> REQUIREMENT
Report every line from the material that contains the word "initialisation".

◇ ◇ ◇ ◇

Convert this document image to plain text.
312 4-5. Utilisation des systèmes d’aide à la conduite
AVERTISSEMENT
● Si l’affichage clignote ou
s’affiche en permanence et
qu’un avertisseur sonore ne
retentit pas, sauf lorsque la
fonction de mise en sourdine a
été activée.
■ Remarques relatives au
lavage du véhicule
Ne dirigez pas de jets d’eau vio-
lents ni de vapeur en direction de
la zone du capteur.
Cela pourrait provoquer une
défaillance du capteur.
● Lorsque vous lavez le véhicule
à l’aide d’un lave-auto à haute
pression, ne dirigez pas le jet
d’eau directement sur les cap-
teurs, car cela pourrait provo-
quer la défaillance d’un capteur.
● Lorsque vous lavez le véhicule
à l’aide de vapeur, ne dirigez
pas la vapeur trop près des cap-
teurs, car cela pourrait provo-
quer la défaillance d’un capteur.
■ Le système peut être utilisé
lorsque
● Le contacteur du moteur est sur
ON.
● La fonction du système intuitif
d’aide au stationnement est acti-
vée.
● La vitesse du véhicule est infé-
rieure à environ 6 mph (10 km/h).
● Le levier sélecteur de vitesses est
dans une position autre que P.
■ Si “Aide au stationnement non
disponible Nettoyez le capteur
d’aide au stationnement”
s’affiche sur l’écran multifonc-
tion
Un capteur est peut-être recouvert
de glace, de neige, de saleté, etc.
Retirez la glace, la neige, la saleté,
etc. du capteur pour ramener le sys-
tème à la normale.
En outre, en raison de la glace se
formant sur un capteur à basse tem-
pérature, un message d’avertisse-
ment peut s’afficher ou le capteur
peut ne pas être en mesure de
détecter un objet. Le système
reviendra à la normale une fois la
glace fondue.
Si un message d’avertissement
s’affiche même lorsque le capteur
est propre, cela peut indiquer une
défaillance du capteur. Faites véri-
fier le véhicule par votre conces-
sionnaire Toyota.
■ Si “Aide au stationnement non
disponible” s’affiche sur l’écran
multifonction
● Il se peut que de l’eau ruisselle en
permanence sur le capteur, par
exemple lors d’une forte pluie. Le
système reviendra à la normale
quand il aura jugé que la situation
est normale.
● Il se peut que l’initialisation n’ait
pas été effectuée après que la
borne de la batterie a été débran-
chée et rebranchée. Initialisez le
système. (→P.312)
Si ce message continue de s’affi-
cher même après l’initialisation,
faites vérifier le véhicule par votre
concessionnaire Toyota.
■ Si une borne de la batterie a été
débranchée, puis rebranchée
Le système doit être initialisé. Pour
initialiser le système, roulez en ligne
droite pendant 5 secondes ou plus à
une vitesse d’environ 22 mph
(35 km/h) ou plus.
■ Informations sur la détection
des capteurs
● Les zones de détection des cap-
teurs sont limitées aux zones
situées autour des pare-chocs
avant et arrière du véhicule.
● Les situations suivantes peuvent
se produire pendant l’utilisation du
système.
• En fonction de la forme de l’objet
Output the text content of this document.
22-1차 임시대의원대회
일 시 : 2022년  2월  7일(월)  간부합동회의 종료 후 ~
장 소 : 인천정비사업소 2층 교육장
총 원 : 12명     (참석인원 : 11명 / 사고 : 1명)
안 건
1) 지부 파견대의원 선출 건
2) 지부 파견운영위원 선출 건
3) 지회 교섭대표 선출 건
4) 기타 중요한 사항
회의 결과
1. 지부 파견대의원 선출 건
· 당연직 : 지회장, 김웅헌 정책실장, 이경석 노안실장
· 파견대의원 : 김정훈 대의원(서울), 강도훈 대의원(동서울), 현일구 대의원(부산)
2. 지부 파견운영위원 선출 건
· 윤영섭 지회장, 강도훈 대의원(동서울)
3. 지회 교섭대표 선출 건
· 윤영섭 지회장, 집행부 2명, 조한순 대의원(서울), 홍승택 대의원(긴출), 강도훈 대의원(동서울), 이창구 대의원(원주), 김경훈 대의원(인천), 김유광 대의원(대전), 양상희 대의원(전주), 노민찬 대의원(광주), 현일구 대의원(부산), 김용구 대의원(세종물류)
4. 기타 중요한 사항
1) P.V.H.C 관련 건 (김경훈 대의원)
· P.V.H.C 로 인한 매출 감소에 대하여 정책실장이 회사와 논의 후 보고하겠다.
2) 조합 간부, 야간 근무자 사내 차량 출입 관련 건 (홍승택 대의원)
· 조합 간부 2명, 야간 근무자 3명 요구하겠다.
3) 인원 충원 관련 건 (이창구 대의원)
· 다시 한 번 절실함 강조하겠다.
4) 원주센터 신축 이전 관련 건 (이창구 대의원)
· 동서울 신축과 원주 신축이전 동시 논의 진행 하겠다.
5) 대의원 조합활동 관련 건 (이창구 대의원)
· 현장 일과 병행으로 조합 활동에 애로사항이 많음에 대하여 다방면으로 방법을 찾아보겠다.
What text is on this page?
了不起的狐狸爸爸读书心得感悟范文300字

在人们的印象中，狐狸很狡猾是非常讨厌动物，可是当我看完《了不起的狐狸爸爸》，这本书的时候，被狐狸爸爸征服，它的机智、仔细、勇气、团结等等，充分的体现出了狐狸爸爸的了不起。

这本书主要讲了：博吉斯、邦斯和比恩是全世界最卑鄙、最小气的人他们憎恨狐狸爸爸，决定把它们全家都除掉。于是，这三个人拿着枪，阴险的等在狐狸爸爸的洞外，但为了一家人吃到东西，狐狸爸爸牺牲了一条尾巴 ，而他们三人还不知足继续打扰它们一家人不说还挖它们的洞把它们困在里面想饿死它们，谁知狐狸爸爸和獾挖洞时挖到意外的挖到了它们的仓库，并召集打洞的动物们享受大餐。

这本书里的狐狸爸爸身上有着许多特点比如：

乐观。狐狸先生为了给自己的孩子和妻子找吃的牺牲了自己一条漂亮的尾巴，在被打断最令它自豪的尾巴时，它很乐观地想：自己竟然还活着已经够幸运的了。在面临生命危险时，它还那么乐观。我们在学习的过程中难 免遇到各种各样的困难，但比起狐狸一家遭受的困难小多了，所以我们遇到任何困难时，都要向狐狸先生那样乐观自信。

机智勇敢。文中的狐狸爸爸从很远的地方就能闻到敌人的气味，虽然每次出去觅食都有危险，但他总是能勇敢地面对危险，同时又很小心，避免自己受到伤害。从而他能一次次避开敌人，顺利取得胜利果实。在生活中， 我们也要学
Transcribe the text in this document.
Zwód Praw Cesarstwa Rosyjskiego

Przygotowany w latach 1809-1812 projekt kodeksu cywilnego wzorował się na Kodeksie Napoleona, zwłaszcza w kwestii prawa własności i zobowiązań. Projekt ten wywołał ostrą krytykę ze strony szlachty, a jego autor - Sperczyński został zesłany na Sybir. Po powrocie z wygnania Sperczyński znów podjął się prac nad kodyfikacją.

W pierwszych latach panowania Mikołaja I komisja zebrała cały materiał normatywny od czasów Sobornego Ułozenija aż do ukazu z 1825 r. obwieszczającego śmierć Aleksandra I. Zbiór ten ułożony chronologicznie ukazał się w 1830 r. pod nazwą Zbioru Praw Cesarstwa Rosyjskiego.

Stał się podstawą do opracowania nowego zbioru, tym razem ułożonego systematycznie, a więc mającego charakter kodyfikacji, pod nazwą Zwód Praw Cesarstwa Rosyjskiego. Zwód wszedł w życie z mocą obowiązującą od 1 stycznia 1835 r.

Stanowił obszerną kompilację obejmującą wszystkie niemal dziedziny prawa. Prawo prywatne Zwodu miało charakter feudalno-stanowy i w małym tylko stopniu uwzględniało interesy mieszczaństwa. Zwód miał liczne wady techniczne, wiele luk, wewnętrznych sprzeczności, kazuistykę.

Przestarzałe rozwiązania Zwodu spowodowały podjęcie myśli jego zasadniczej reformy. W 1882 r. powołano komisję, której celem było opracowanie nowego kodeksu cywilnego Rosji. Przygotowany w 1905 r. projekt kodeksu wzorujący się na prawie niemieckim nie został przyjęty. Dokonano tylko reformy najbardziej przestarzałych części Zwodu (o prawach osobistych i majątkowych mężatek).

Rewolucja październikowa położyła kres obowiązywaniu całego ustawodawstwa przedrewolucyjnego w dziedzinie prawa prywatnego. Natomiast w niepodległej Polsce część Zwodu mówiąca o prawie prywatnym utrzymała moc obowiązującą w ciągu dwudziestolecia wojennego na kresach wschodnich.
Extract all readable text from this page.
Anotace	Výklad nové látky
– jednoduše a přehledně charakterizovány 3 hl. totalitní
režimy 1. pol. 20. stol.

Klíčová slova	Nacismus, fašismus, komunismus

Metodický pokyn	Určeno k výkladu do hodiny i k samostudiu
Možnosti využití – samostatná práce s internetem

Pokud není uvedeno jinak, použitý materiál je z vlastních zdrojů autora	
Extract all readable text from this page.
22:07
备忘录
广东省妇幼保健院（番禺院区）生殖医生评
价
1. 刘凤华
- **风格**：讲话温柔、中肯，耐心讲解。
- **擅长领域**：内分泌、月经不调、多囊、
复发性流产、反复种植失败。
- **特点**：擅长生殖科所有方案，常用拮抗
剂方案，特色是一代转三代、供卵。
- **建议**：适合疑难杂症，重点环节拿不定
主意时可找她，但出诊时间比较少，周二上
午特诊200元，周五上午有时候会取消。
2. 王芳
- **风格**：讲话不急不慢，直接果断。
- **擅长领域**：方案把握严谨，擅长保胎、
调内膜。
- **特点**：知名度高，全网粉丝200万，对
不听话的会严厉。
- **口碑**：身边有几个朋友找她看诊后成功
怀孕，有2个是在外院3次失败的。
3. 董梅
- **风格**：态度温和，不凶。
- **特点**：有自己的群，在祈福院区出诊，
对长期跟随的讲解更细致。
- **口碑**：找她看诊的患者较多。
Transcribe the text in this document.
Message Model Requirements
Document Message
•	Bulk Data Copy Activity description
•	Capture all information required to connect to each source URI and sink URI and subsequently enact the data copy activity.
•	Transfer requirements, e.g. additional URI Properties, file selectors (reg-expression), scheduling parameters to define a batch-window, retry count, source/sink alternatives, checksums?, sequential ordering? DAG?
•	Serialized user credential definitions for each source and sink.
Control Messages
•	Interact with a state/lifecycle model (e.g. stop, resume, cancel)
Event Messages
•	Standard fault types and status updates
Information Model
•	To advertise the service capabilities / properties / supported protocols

◇ ◇ ◇ ◇

> REPLY TO THE EXERCISE
● Il se peut que l’initialisation n’ait
cher même après l’initialisation,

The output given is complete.